Task -> In the Rail Vision proxy form below, rewrite the paragraph beginning "The undersigned hereby appoints" as a short bulleted list of its main facts.

Text excerpt ->

Exhibit 99.2
Rail Vision Ltd.
PROXY FOR THE EXTRAORDINARY GENERAL MEETING OF SHAREHOLDERS
TO BE HELD ON FEBRUARY 21, 2024
THIS PROXY IS SOLICITED ON BEHALF OF THE BOARD OF DIRECTORS.
The undersigned hereby appoints Ofer Naveh, the Company’s Chief Financial Officer, as attorney, agent and proxy of the undersigned, with full power of substitution, to represent and to vote on behalf of the undersigned all the ordinary shares in Rail Vision Ltd. (the “Company”) which the undersigned is entitled to vote at the Extraordinary General Meeting of Shareholders (the “Meeting”) to be held at the offices of the Company, at 15 Hatidhar St. Raanana, Israel, on February 21, 2024 at 0.3.00 p.m. (Israel time), and at any adjournments or postponements thereof, upon the following matters, which are more fully described in the Notice of Extraordinary General Meeting of Shareholders (the “Notice”) and Proxy Statement relating to the Meeting (“Proxy Statement”).

Excerpted records ->
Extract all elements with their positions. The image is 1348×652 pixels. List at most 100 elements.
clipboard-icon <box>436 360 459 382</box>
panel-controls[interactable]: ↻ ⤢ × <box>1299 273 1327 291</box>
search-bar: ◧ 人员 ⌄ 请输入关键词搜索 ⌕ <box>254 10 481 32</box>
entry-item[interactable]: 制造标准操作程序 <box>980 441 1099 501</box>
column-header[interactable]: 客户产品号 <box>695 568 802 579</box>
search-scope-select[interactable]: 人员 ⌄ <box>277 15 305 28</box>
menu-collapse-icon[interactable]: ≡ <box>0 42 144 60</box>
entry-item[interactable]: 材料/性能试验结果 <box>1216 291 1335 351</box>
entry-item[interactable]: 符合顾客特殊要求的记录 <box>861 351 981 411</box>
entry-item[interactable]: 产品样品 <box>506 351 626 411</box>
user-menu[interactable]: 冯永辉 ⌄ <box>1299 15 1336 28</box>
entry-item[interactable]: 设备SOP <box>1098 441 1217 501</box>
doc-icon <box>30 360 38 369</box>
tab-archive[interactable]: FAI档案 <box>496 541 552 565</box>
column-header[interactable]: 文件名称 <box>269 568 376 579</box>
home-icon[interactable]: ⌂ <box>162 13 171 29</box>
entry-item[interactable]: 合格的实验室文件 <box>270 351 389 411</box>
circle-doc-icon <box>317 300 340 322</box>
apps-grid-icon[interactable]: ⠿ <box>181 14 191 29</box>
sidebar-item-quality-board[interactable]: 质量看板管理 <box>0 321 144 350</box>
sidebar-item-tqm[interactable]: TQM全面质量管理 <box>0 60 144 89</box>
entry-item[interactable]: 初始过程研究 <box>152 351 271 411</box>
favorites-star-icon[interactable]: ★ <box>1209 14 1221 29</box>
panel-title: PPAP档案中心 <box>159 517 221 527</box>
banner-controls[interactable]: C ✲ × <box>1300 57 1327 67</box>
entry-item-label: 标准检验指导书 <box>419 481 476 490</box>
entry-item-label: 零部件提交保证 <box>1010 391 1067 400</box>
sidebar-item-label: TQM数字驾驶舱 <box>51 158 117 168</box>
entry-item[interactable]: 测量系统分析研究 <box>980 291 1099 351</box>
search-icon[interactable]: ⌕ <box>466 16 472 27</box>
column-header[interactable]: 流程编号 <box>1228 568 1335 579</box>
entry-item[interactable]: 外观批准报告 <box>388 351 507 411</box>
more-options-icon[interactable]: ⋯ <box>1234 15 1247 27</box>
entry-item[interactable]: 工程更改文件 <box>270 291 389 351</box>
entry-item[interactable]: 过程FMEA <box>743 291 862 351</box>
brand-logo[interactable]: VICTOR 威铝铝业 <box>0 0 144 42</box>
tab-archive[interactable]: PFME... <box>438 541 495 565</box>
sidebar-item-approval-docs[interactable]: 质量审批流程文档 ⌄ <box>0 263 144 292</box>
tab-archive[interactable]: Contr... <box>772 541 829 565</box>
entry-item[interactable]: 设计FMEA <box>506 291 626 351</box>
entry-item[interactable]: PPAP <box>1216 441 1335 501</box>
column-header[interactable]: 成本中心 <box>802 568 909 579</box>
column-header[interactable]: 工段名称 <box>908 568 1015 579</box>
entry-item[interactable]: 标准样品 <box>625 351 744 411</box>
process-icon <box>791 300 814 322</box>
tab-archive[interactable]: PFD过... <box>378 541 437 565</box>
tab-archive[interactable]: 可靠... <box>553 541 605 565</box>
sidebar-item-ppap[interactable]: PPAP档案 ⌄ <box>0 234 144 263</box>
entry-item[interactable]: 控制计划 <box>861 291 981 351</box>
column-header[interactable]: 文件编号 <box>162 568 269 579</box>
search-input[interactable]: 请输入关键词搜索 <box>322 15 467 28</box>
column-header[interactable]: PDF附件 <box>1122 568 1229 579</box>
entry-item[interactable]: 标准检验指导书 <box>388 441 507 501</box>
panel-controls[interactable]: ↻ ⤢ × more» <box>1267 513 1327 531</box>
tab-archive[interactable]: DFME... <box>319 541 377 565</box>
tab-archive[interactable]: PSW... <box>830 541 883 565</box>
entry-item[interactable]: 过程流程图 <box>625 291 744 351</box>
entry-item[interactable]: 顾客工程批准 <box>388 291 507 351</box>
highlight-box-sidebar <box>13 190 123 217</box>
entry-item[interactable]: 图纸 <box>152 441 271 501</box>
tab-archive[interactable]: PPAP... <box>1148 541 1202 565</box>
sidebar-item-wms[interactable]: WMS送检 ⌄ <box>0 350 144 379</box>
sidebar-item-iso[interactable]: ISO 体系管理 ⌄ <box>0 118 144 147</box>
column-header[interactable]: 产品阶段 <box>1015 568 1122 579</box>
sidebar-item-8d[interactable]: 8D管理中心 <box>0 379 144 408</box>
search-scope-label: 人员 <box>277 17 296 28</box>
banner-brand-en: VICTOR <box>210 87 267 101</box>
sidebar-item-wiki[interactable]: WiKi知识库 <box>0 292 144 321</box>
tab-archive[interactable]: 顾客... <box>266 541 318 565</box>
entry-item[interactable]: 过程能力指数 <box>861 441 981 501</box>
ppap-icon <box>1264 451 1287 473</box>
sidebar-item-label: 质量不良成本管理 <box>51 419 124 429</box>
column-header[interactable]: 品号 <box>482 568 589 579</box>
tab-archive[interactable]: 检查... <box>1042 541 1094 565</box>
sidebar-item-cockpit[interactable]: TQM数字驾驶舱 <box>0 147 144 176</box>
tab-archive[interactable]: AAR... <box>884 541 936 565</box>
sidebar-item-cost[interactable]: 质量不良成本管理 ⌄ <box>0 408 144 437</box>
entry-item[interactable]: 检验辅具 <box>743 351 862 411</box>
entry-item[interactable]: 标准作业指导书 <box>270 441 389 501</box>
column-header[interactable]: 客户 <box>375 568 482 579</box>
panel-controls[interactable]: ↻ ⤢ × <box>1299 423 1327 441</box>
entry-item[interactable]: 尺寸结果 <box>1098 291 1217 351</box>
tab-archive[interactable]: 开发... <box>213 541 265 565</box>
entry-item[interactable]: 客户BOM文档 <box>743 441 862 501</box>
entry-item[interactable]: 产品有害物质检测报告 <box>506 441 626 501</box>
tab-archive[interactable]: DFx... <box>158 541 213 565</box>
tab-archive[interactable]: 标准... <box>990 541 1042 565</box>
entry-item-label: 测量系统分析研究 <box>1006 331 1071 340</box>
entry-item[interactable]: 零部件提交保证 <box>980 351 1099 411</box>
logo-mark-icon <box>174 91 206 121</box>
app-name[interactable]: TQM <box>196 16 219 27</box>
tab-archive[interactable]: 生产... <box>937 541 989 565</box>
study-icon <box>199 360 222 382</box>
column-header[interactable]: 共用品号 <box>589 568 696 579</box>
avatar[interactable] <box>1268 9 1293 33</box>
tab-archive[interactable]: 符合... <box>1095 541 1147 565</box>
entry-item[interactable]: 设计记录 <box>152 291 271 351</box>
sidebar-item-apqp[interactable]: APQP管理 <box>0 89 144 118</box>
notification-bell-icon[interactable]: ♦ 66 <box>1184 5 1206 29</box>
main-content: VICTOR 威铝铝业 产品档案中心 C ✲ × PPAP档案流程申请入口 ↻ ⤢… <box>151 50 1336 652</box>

Response ->
- Appointee: Ofer Naveh, the Company's Chief Financial Officer, named as attorney, agent and proxy with full power of substitution.
- Authority: to represent the undersigned and vote all of the undersigned's ordinary shares in Rail Vision Ltd. that the undersigned may vote.
- Meeting: the Extraordinary General Meeting of Shareholders on February 21, 2024, at the Company's offices at 15 Hatidhar St., Raanana, Israel, and any adjournments or postponements of it.
- Matters: those described more fully in the Notice of Extraordinary General Meeting of Shareholders and the Proxy Statement.